### Description of the task
Please output the records below in full, exactly as given, but without the images.

### Given information
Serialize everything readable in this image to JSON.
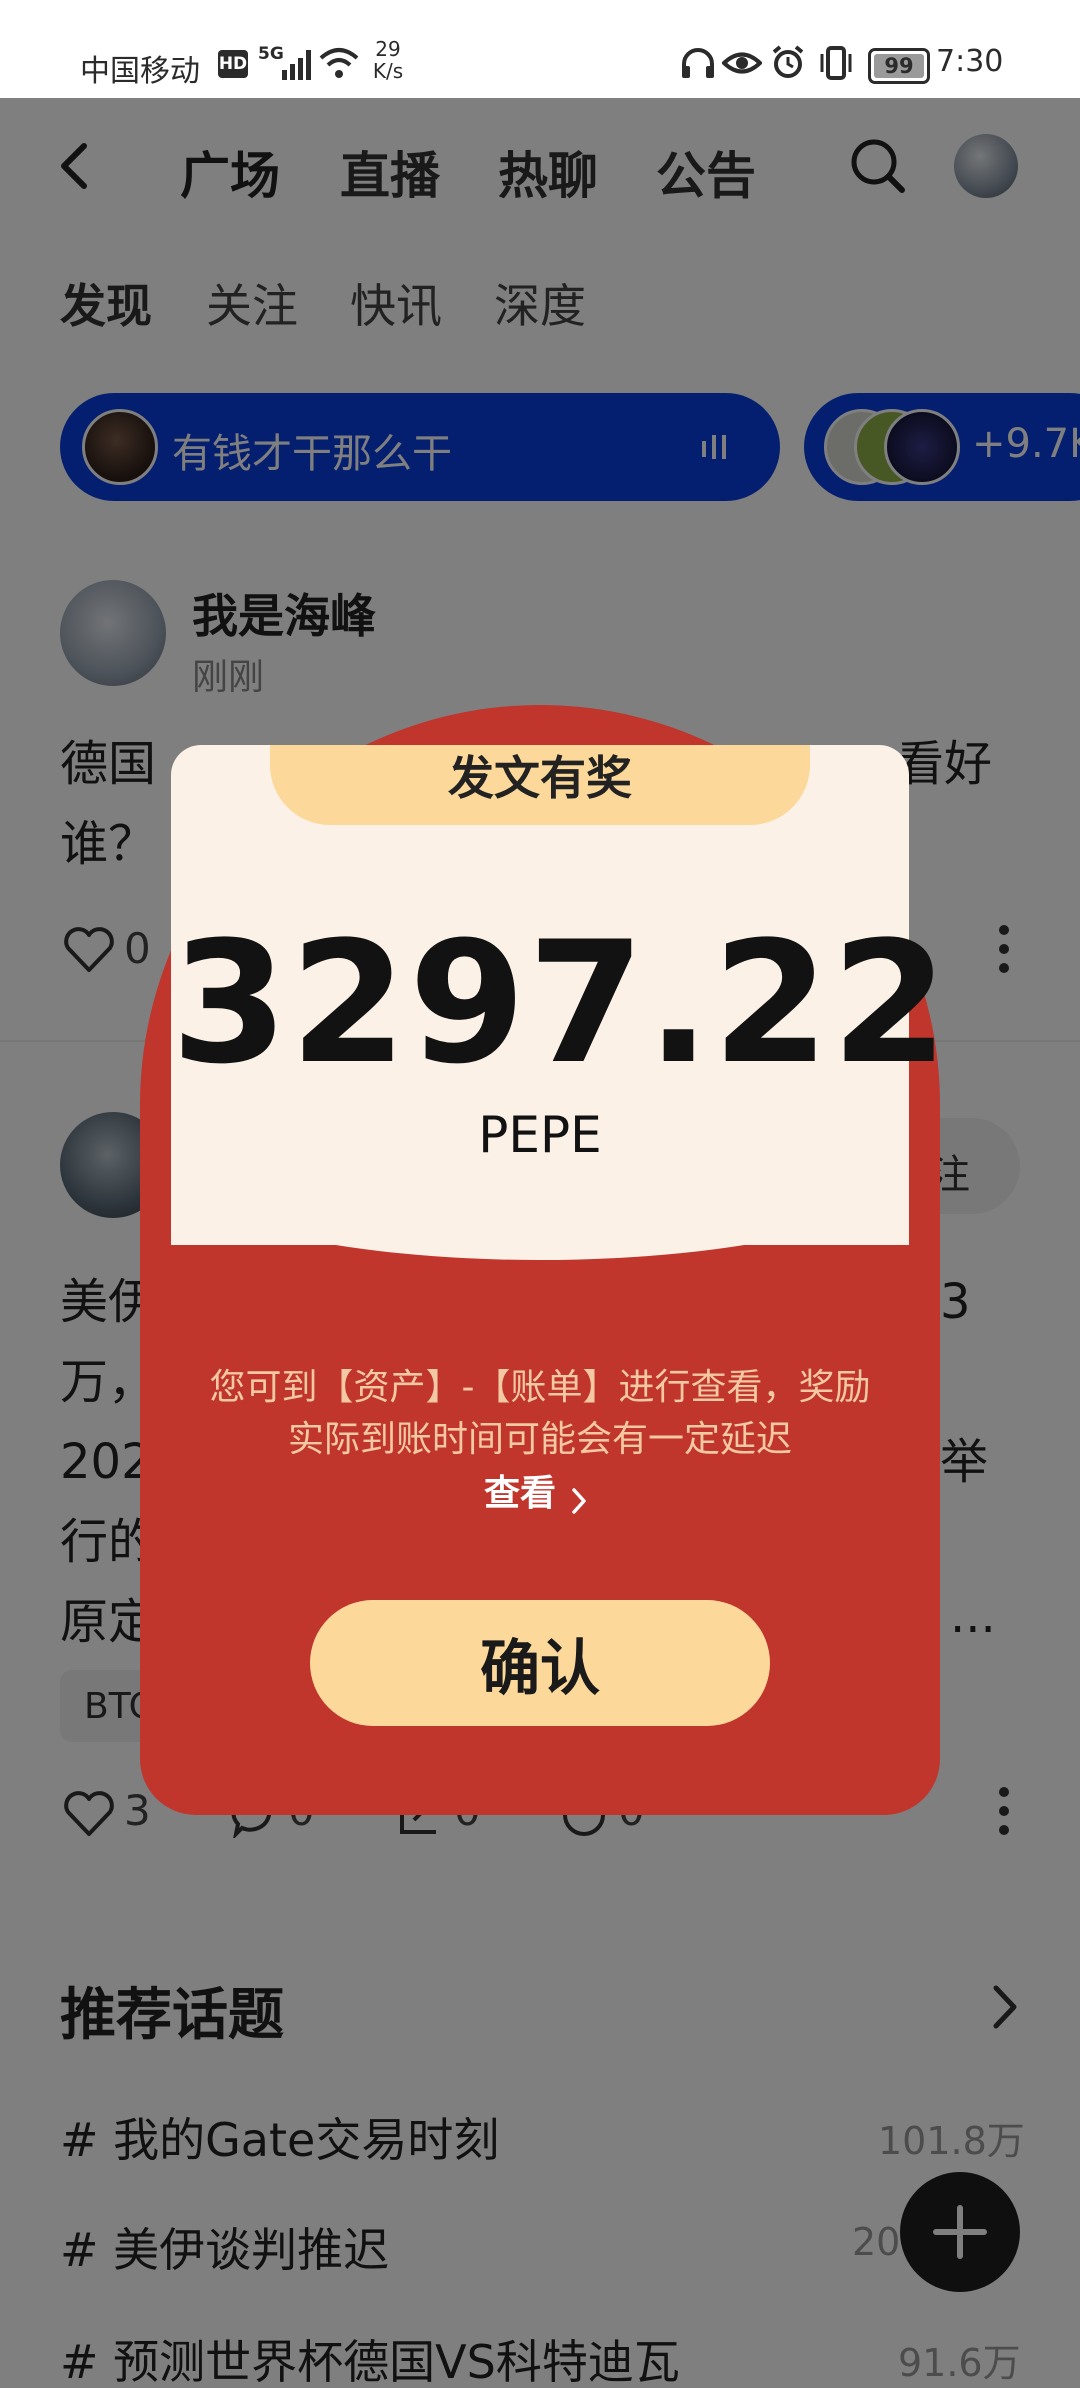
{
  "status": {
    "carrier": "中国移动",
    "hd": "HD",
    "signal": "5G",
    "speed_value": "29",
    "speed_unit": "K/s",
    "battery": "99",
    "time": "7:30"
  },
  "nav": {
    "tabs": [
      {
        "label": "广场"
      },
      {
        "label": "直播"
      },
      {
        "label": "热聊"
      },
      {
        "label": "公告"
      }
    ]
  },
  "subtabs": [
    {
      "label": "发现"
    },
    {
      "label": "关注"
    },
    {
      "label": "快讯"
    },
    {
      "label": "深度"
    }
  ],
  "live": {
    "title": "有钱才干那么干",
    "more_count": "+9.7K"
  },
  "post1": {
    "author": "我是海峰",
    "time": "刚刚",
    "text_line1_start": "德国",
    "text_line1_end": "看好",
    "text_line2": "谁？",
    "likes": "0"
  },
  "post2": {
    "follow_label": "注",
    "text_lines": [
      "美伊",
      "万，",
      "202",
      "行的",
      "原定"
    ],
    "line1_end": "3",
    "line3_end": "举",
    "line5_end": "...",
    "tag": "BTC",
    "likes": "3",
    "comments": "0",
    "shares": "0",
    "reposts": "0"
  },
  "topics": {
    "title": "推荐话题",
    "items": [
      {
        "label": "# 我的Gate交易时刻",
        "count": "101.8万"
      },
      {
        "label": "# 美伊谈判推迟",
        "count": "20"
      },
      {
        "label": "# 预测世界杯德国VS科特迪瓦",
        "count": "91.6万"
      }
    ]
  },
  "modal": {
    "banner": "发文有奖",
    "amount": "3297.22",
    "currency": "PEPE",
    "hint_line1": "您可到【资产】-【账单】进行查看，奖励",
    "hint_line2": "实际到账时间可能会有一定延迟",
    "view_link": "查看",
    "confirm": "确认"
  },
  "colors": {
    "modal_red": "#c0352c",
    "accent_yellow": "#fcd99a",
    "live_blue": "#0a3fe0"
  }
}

### Solution for this task
Serialize everything readable in this image to JSON.
{
  "status": {
    "carrier": "中国移动",
    "hd": "HD",
    "signal": "5G",
    "speed_value": "29",
    "speed_unit": "K/s",
    "battery": "99",
    "time": "7:30"
  },
  "nav": {
    "tabs": [
      {
        "label": "广场"
      },
      {
        "label": "直播"
      },
      {
        "label": "热聊"
      },
      {
        "label": "公告"
      }
    ]
  },
  "subtabs": [
    {
      "label": "发现"
    },
    {
      "label": "关注"
    },
    {
      "label": "快讯"
    },
    {
      "label": "深度"
    }
  ],
  "live": {
    "title": "有钱才干那么干",
    "more_count": "+9.7K"
  },
  "post1": {
    "author": "我是海峰",
    "time": "刚刚",
    "text_line1_start": "德国",
    "text_line1_end": "看好",
    "text_line2": "谁？",
    "likes": "0"
  },
  "post2": {
    "follow_label": "注",
    "text_lines": [
      "美伊",
      "万，",
      "202",
      "行的",
      "原定"
    ],
    "line1_end": "3",
    "line3_end": "举",
    "line5_end": "...",
    "tag": "BTC",
    "likes": "3",
    "comments": "0",
    "shares": "0",
    "reposts": "0"
  },
  "topics": {
    "title": "推荐话题",
    "items": [
      {
        "label": "# 我的Gate交易时刻",
        "count": "101.8万"
      },
      {
        "label": "# 美伊谈判推迟",
        "count": "20"
      },
      {
        "label": "# 预测世界杯德国VS科特迪瓦",
        "count": "91.6万"
      }
    ]
  },
  "modal": {
    "banner": "发文有奖",
    "amount": "3297.22",
    "currency": "PEPE",
    "hint_line1": "您可到【资产】-【账单】进行查看，奖励",
    "hint_line2": "实际到账时间可能会有一定延迟",
    "view_link": "查看",
    "confirm": "确认"
  },
  "colors": {
    "modal_red": "#c0352c",
    "accent_yellow": "#fcd99a",
    "live_blue": "#0a3fe0"
  }
}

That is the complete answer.